Pick out the lines below that contain the string "Shoulder" and copy them all.

(Saved entries)

----

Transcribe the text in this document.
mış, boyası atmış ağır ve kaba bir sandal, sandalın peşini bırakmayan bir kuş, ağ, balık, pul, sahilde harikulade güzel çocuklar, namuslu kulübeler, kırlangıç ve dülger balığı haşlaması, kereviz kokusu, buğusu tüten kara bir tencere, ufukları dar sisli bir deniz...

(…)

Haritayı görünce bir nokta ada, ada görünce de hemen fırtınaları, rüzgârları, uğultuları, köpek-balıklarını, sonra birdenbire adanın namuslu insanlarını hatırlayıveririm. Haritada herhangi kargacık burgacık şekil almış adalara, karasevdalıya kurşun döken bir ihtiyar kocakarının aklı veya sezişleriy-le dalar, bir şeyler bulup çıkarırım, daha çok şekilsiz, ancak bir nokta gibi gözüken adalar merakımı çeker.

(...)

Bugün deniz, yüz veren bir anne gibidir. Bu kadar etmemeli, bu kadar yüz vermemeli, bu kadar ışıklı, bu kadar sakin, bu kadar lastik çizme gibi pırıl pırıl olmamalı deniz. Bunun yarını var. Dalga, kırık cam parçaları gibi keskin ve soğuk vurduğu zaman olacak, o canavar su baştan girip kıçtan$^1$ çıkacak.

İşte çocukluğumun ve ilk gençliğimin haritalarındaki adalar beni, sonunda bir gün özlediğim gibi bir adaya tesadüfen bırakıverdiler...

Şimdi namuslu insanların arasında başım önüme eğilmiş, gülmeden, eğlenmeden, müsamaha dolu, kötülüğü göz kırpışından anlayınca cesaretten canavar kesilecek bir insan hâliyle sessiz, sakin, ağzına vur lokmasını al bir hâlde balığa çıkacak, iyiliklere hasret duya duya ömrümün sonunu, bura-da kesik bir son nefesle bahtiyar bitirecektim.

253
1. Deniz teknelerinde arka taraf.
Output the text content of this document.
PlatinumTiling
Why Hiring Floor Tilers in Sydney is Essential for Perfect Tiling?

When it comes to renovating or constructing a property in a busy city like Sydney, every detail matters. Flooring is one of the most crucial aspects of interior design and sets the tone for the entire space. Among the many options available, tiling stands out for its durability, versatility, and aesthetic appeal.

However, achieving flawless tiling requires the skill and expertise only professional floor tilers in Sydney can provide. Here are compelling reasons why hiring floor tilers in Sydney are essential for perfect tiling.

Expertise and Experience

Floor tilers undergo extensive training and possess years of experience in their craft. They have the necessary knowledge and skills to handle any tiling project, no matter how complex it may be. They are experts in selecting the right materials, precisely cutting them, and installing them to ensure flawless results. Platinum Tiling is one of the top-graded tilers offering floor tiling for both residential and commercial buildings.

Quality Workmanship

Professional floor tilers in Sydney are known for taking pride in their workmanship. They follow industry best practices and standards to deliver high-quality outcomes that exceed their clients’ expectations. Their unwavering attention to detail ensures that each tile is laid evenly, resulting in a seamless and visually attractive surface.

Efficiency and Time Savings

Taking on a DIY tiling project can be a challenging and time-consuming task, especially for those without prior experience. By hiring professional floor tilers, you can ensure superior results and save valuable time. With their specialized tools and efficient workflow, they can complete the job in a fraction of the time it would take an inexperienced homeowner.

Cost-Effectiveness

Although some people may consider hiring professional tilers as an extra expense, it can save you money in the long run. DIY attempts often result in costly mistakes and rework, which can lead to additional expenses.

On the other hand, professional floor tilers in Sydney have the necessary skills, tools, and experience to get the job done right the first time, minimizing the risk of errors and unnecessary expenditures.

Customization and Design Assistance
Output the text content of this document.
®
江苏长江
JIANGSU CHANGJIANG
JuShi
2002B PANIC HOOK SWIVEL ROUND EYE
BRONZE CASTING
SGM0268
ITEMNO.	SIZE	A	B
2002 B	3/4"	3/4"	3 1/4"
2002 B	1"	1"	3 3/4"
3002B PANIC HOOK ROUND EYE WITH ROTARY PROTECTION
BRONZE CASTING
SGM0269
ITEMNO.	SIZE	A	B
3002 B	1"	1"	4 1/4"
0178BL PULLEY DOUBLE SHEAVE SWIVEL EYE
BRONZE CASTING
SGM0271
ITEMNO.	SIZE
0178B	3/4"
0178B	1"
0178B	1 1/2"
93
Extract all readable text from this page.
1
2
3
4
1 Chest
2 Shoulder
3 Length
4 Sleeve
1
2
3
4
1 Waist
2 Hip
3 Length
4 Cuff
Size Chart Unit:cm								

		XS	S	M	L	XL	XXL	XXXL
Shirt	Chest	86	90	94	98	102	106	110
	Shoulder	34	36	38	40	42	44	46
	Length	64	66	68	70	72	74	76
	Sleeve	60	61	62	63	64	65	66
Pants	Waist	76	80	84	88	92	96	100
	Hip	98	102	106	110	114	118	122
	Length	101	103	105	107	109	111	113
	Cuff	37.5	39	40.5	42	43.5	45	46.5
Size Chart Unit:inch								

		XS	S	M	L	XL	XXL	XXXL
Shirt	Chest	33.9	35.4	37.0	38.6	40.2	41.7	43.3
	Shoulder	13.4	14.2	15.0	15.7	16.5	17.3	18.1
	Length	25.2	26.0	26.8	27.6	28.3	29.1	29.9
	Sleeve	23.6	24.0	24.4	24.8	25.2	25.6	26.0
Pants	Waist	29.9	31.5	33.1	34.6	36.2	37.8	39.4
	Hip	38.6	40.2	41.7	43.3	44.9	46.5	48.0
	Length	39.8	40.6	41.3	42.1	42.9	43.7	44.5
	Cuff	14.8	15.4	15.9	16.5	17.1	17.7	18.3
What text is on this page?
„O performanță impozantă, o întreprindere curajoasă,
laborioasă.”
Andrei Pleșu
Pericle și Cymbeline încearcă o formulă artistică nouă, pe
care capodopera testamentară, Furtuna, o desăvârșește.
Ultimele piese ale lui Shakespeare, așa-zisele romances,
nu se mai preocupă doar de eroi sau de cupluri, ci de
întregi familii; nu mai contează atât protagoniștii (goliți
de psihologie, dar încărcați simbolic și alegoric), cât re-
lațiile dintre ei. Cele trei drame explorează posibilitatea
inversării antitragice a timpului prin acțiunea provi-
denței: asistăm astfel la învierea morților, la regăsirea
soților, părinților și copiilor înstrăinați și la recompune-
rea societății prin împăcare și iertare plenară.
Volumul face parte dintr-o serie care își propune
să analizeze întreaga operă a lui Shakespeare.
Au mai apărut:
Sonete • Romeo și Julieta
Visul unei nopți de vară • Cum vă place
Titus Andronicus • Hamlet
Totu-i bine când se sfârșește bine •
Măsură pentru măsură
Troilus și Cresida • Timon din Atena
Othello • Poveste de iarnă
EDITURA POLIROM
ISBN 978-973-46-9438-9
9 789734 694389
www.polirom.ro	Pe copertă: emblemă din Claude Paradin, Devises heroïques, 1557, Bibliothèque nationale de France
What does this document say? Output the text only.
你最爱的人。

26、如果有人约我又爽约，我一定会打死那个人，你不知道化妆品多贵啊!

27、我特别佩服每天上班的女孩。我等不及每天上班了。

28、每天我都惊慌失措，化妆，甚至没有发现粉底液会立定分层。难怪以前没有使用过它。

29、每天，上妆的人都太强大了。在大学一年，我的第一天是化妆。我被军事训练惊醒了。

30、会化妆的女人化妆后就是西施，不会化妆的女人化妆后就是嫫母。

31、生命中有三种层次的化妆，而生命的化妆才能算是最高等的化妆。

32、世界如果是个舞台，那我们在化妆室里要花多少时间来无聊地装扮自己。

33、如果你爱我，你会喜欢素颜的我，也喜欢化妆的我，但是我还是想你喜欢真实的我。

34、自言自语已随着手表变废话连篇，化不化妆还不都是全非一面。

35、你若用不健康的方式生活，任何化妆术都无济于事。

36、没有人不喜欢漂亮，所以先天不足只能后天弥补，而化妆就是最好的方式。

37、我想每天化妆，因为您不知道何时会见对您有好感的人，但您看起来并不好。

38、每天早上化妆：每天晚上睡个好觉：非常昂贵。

----

§ Output of the exercise
2 Shoulder
	Shoulder	34	36	38	40	42	44	46
	Shoulder	13.4	14.2	15.0	15.7	16.5	17.3	18.1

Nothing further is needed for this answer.